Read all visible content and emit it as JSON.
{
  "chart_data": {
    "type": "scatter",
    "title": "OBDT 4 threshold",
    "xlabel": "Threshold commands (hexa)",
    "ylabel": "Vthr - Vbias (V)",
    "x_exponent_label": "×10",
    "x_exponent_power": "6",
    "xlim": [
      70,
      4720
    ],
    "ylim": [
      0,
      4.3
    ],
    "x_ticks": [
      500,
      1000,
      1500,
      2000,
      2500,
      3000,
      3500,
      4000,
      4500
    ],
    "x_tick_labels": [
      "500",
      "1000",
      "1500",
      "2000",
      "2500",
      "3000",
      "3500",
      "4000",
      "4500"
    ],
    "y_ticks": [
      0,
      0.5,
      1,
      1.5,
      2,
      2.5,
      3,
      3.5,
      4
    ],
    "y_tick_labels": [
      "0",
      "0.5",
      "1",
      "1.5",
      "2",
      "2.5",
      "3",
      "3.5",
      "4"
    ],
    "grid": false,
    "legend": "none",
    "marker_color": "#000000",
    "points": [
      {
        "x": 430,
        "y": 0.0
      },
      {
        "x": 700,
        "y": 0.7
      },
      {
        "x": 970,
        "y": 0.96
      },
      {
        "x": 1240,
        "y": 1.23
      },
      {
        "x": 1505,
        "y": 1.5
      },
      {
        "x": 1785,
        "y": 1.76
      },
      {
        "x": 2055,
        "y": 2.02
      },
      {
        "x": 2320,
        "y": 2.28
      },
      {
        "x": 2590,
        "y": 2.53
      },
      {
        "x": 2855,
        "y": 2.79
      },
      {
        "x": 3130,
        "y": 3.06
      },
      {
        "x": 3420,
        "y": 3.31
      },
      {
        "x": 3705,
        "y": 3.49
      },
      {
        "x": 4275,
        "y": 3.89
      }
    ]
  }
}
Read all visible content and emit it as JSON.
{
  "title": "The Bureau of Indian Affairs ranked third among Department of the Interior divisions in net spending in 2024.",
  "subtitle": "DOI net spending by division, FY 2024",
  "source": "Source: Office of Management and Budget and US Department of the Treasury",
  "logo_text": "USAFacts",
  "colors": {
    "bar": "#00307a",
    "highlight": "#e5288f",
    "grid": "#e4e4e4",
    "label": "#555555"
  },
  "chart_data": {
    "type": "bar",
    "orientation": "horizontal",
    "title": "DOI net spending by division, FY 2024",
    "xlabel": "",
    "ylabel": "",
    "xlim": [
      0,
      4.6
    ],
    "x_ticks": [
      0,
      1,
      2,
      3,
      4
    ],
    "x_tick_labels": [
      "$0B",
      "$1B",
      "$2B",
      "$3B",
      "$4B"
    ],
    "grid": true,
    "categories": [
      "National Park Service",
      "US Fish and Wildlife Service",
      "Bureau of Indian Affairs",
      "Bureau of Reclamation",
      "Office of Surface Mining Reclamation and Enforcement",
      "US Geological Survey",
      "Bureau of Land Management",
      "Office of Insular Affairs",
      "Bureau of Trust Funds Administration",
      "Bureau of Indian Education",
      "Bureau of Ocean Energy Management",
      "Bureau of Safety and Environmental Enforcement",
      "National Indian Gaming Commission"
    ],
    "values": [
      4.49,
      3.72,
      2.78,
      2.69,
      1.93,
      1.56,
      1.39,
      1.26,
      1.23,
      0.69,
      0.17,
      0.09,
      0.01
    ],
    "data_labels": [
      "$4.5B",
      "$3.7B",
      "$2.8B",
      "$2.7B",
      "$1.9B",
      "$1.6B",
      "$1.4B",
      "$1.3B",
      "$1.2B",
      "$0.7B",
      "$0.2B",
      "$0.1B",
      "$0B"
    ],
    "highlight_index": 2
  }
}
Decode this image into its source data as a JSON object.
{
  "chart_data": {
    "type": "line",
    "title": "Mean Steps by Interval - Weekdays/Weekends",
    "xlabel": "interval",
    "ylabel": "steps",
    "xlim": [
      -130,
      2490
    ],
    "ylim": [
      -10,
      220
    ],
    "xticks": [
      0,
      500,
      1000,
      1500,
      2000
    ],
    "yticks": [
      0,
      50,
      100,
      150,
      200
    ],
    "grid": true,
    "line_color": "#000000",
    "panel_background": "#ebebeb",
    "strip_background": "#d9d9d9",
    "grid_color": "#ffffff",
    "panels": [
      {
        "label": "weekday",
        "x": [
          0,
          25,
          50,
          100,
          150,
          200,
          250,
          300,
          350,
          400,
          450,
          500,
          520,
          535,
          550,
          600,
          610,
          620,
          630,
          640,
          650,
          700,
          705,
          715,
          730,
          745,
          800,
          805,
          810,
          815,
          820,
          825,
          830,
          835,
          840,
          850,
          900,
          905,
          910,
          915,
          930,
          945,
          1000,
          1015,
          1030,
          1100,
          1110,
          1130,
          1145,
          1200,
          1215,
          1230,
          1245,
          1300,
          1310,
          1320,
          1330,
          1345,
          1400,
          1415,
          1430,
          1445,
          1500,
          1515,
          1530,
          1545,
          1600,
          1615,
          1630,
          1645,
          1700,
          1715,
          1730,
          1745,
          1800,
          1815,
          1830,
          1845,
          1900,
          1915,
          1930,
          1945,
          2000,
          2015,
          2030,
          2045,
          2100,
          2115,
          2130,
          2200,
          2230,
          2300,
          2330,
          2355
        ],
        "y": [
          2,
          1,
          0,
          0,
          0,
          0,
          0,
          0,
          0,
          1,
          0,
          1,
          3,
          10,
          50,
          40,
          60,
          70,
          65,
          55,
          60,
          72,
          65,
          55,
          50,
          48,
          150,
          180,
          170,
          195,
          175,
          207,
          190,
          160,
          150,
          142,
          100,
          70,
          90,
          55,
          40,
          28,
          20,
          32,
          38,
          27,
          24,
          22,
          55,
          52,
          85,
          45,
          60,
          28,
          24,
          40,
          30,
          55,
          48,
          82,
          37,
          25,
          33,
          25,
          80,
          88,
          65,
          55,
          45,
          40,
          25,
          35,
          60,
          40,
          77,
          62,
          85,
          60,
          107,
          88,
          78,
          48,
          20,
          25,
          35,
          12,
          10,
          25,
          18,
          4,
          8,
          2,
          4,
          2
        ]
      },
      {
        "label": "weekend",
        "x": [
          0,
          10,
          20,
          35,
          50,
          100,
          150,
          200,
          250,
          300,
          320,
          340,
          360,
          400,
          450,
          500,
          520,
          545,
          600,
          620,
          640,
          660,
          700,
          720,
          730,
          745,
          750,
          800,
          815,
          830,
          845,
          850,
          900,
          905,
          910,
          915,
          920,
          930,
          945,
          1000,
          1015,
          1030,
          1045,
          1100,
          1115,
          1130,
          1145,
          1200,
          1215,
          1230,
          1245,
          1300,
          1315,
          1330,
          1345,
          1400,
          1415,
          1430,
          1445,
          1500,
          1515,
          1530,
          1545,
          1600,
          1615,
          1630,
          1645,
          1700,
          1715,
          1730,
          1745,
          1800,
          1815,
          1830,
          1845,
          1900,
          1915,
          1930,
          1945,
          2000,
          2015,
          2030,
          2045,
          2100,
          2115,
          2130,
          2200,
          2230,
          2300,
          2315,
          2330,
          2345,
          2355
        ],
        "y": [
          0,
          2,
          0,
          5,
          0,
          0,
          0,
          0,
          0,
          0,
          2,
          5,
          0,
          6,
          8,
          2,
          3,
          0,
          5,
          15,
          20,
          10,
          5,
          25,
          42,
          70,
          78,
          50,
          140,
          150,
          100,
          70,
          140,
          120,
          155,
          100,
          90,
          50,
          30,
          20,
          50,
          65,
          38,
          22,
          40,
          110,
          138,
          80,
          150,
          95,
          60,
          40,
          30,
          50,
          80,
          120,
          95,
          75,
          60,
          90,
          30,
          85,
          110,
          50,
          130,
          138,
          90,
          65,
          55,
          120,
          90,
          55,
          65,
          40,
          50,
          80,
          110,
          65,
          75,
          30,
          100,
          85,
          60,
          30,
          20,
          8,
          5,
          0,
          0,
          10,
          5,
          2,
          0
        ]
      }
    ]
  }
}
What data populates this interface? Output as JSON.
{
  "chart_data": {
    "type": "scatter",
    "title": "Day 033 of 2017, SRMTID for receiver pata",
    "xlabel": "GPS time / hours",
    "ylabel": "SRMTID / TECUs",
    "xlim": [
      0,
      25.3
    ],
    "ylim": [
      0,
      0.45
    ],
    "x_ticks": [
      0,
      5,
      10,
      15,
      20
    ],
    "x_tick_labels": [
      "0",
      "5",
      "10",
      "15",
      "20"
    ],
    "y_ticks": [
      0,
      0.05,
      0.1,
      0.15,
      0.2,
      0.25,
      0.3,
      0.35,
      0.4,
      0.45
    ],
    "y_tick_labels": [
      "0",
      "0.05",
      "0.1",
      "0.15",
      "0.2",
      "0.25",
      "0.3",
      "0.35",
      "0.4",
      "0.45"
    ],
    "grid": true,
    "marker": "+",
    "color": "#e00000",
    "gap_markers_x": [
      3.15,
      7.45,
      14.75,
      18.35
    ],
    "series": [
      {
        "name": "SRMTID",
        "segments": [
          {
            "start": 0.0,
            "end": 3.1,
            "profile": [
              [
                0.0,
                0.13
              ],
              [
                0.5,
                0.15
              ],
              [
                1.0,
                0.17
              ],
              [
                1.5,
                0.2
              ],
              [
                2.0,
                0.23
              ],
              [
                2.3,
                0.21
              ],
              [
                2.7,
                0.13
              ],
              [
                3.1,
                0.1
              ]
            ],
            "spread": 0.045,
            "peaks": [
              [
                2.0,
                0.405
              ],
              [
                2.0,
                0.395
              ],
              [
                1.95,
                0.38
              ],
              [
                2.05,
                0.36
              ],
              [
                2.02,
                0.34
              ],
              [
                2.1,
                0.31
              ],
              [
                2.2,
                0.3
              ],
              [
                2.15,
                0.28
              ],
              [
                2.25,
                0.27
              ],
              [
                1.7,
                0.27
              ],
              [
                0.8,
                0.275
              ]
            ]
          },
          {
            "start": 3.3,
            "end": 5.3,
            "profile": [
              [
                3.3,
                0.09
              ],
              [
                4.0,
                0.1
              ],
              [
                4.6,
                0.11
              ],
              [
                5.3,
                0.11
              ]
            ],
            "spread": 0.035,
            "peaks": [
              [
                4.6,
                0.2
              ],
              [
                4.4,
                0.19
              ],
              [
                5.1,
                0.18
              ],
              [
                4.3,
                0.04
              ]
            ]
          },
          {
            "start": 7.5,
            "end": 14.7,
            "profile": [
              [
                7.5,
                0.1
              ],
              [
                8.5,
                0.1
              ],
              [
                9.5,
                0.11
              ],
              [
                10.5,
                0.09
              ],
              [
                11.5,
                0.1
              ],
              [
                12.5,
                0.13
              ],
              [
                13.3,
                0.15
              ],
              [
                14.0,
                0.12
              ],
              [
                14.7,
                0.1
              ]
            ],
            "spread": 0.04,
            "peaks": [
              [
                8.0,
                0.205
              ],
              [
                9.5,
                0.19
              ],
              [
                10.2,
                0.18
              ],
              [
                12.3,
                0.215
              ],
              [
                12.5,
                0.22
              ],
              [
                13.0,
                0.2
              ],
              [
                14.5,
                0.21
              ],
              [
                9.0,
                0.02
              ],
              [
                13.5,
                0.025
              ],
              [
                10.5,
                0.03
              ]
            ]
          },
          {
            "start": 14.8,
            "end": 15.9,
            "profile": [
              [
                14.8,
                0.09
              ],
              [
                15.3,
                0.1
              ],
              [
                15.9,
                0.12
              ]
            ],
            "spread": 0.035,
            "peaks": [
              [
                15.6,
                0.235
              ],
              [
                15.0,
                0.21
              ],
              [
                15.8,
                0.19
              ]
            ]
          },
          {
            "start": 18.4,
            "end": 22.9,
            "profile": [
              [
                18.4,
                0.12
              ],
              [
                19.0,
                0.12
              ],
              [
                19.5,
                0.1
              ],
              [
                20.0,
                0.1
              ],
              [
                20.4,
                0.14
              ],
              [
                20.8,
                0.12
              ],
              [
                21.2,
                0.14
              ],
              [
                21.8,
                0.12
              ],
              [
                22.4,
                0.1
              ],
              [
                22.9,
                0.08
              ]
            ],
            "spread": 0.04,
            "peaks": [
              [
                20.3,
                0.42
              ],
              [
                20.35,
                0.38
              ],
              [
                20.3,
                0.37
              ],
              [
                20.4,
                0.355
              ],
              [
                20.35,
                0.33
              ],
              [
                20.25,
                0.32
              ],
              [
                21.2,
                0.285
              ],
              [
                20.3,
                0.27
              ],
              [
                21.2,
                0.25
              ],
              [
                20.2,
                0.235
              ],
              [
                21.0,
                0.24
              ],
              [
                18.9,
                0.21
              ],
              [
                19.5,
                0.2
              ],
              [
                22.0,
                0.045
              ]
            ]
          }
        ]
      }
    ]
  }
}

################

→ **REQUIREMENTS**:
From the listing above, collect every line that mentions the word "Office".

→ **RESPONSE BELOW**:
  "source": "Source: Office of Management and Budget and US Department of the Treasury",
      "Office of Surface Mining Reclamation and Enforcement",
      "Office of Insular Affairs",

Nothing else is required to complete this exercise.